** START OF Page text **
Network Working Group                                       J. Rosenberg
Request for Comments: 4353                                 Cisco Systems
Category: Informational                                    February 2006

                 A Framework for Conferencing with the
                   Session Initiation Protocol (SIP)

Status of This Memo

   This memo provides information for the Internet community.  It does
   not specify an Internet standard of any kind.  Distribution of this
   memo is unlimited.

Copyright Notice

   Copyright (C) The Internet Society (2006).

Abstract

   The Session Initiation Protocol (SIP) supports the initiation,
   modification, and termination of media sessions between user agents.
   These sessions are managed by SIP dialogs, which represent a SIP
   relationship between a pair of user agents.  Because dialogs are
   between pairs of user agents, SIP's usage for two-party
   communications (such as a phone call), is obvious.  Communications
   sessions with multiple participants, generally known as conferencing,
   are more complicated.  This document defines a framework for how such
   conferencing can occur.  This framework describes the overall
   architecture, terminology, and protocol components needed for multi-
   party conferencing.
** END OF Page text **
** START OF Material shown **
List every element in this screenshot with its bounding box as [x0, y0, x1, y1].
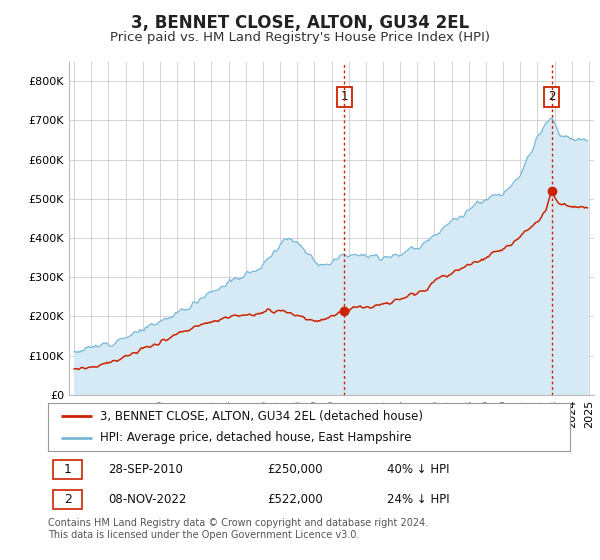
- FancyBboxPatch shape: [53, 460, 82, 479]
- Text: 2: 2: [64, 493, 71, 506]
- Text: 24% ↓ HPI: 24% ↓ HPI: [388, 493, 450, 506]
- Text: 1: 1: [341, 90, 348, 104]
- Text: £250,000: £250,000: [267, 463, 323, 476]
- Text: Contains HM Land Registry data © Crown copyright and database right 2024.
This d: Contains HM Land Registry data © Crown c…: [48, 518, 428, 540]
- Text: £522,000: £522,000: [267, 493, 323, 506]
- Text: 3, BENNET CLOSE, ALTON, GU34 2EL (detached house): 3, BENNET CLOSE, ALTON, GU34 2EL (detach…: [100, 409, 423, 423]
- Text: 1: 1: [64, 463, 71, 476]
- Text: 28-SEP-2010: 28-SEP-2010: [108, 463, 183, 476]
- Text: HPI: Average price, detached house, East Hampshire: HPI: Average price, detached house, East…: [100, 431, 412, 445]
- Text: Price paid vs. HM Land Registry's House Price Index (HPI): Price paid vs. HM Land Registry's House …: [110, 31, 490, 44]
- Text: 08-NOV-2022: 08-NOV-2022: [108, 493, 187, 506]
- Text: 40% ↓ HPI: 40% ↓ HPI: [388, 463, 450, 476]
- Text: 3, BENNET CLOSE, ALTON, GU34 2EL: 3, BENNET CLOSE, ALTON, GU34 2EL: [131, 14, 469, 32]
- Text: 2: 2: [548, 90, 556, 104]
- FancyBboxPatch shape: [53, 490, 82, 509]
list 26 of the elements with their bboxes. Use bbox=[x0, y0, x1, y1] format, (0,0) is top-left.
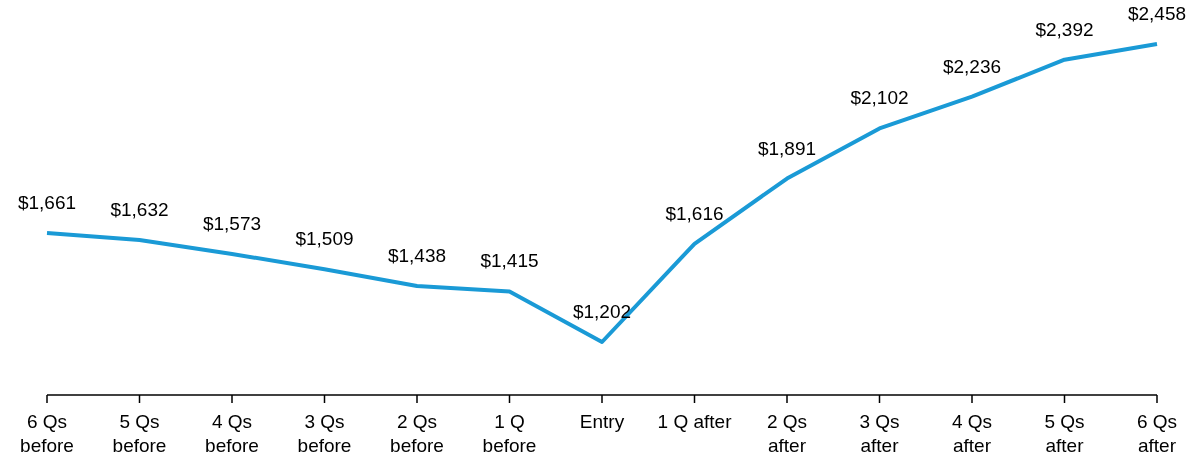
data-label: $2,102 bbox=[850, 87, 909, 109]
x-tick-label: 6 Qs before bbox=[20, 411, 74, 456]
data-label: $1,891 bbox=[757, 137, 817, 159]
x-tick-label: 3 Qs after bbox=[859, 411, 900, 456]
x-tick-label: 4 Qs after bbox=[951, 411, 993, 456]
x-tick-label: 2 Qs after bbox=[766, 411, 808, 456]
data-label: $2,392 bbox=[1035, 18, 1094, 40]
data-label: $1,415 bbox=[480, 250, 539, 272]
data-label: $1,202 bbox=[572, 301, 632, 322]
x-tick-label: 1 Q after bbox=[657, 411, 733, 432]
data-label: $1,509 bbox=[295, 228, 354, 250]
data-label: $1,632 bbox=[110, 198, 169, 220]
x-tick-label: 6 Qs after bbox=[1136, 411, 1178, 456]
data-label: $2,236 bbox=[942, 55, 1002, 77]
data-label: $1,661 bbox=[17, 192, 77, 214]
x-tick-label: 4 Qs before bbox=[205, 411, 259, 456]
data-label: $1,616 bbox=[665, 202, 724, 224]
data-label: $1,573 bbox=[202, 212, 262, 234]
x-tick-label: 2 Qs before bbox=[390, 411, 444, 456]
x-tick-label: 1 Q before bbox=[482, 411, 537, 456]
data-label: $1,438 bbox=[387, 245, 447, 267]
x-tick-label: 3 Qs before bbox=[297, 411, 352, 456]
x-tick-label: 5 Qs before bbox=[112, 411, 167, 456]
x-tick-label: Entry bbox=[579, 411, 625, 432]
data-label: $2,458 bbox=[1127, 3, 1187, 24]
x-tick-label: 5 Qs after bbox=[1044, 411, 1085, 456]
** END OF Material shown **
Set tasks:
A: In the SIP conferencing memo, what do SIP dialogs represent?
B: Repeat the part of the SIP conferencing memo starting with "Status of This" and going on through "between user agents.".

Responses by task:
A: A SIP relationship between a pair of user agents.

B:
Status of This Memo

   This memo provides information for the Internet community.  It does
   not specify an Internet standard of any kind.  Distribution of this
   memo is unlimited.

Copyright Notice

   Copyright (C) The Internet Society (2006).

Abstract

   The Session Initiation Protocol (SIP) supports the initiation,
   modification, and termination of media sessions between user agents.